(Records from a dataset)
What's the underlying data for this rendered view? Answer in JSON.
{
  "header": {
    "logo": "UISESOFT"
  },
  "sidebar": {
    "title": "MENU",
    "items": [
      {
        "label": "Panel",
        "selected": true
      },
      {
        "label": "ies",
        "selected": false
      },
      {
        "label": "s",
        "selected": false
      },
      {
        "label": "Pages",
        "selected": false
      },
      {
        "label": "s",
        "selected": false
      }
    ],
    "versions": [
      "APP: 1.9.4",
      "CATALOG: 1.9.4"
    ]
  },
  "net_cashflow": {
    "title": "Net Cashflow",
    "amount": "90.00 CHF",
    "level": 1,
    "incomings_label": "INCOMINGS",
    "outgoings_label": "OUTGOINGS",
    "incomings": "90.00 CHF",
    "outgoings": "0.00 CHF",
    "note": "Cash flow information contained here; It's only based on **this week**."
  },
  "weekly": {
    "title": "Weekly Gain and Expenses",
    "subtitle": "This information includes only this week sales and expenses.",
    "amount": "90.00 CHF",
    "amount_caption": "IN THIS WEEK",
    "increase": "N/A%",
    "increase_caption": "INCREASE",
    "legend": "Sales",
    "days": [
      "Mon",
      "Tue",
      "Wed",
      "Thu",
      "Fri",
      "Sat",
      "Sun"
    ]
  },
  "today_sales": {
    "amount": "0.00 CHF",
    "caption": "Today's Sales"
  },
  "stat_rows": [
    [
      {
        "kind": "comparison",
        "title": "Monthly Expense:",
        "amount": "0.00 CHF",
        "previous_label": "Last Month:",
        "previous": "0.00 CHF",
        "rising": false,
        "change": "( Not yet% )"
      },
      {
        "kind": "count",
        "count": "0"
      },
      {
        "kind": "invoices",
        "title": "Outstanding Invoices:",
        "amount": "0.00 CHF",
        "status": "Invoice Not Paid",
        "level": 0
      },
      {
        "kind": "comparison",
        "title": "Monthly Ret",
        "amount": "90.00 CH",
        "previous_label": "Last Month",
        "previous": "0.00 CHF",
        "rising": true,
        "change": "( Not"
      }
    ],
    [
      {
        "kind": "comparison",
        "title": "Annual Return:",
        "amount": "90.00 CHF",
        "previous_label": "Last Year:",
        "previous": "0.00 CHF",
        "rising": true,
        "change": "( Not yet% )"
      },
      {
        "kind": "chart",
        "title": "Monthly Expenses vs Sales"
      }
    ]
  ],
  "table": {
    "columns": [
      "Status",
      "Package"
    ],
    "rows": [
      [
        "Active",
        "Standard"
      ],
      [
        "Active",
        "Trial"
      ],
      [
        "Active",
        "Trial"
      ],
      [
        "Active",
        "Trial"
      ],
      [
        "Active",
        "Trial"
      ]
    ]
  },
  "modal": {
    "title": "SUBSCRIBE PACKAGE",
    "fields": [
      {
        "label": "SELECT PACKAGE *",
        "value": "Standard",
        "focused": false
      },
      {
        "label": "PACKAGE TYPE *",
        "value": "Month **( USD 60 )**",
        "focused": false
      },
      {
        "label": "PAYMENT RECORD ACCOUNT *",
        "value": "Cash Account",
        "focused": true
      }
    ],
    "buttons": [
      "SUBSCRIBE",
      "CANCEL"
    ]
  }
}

▶ Brief
Reproduce every line of the material above exactly.

▶ Finished answer
What's the underlying data for this rendered view? Answer in JSON.
{
  "header": {
    "logo": "UISESOFT"
  },
  "sidebar": {
    "title": "MENU",
    "items": [
      {
        "label": "Panel",
        "selected": true
      },
      {
        "label": "ies",
        "selected": false
      },
      {
        "label": "s",
        "selected": false
      },
      {
        "label": "Pages",
        "selected": false
      },
      {
        "label": "s",
        "selected": false
      }
    ],
    "versions": [
      "APP: 1.9.4",
      "CATALOG: 1.9.4"
    ]
  },
  "net_cashflow": {
    "title": "Net Cashflow",
    "amount": "90.00 CHF",
    "level": 1,
    "incomings_label": "INCOMINGS",
    "outgoings_label": "OUTGOINGS",
    "incomings": "90.00 CHF",
    "outgoings": "0.00 CHF",
    "note": "Cash flow information contained here; It's only based on **this week**."
  },
  "weekly": {
    "title": "Weekly Gain and Expenses",
    "subtitle": "This information includes only this week sales and expenses.",
    "amount": "90.00 CHF",
    "amount_caption": "IN THIS WEEK",
    "increase": "N/A%",
    "increase_caption": "INCREASE",
    "legend": "Sales",
    "days": [
      "Mon",
      "Tue",
      "Wed",
      "Thu",
      "Fri",
      "Sat",
      "Sun"
    ]
  },
  "today_sales": {
    "amount": "0.00 CHF",
    "caption": "Today's Sales"
  },
  "stat_rows": [
    [
      {
        "kind": "comparison",
        "title": "Monthly Expense:",
        "amount": "0.00 CHF",
        "previous_label": "Last Month:",
        "previous": "0.00 CHF",
        "rising": false,
        "change": "( Not yet% )"
      },
      {
        "kind": "count",
        "count": "0"
      },
      {
        "kind": "invoices",
        "title": "Outstanding Invoices:",
        "amount": "0.00 CHF",
        "status": "Invoice Not Paid",
        "level": 0
      },
      {
        "kind": "comparison",
        "title": "Monthly Ret",
        "amount": "90.00 CH",
        "previous_label": "Last Month",
        "previous": "0.00 CHF",
        "rising": true,
        "change": "( Not"
      }
    ],
    [
      {
        "kind": "comparison",
        "title": "Annual Return:",
        "amount": "90.00 CHF",
        "previous_label": "Last Year:",
        "previous": "0.00 CHF",
        "rising": true,
        "change": "( Not yet% )"
      },
      {
        "kind": "chart",
        "title": "Monthly Expenses vs Sales"
      }
    ]
  ],
  "table": {
    "columns": [
      "Status",
      "Package"
    ],
    "rows": [
      [
        "Active",
        "Standard"
      ],
      [
        "Active",
        "Trial"
      ],
      [
        "Active",
        "Trial"
      ],
      [
        "Active",
        "Trial"
      ],
      [
        "Active",
        "Trial"
      ]
    ]
  },
  "modal": {
    "title": "SUBSCRIBE PACKAGE",
    "fields": [
      {
        "label": "SELECT PACKAGE *",
        "value": "Standard",
        "focused": false
      },
      {
        "label": "PACKAGE TYPE *",
        "value": "Month **( USD 60 )**",
        "focused": false
      },
      {
        "label": "PAYMENT RECORD ACCOUNT *",
        "value": "Cash Account",
        "focused": true
      }
    ],
    "buttons": [
      "SUBSCRIBE",
      "CANCEL"
    ]
  }
}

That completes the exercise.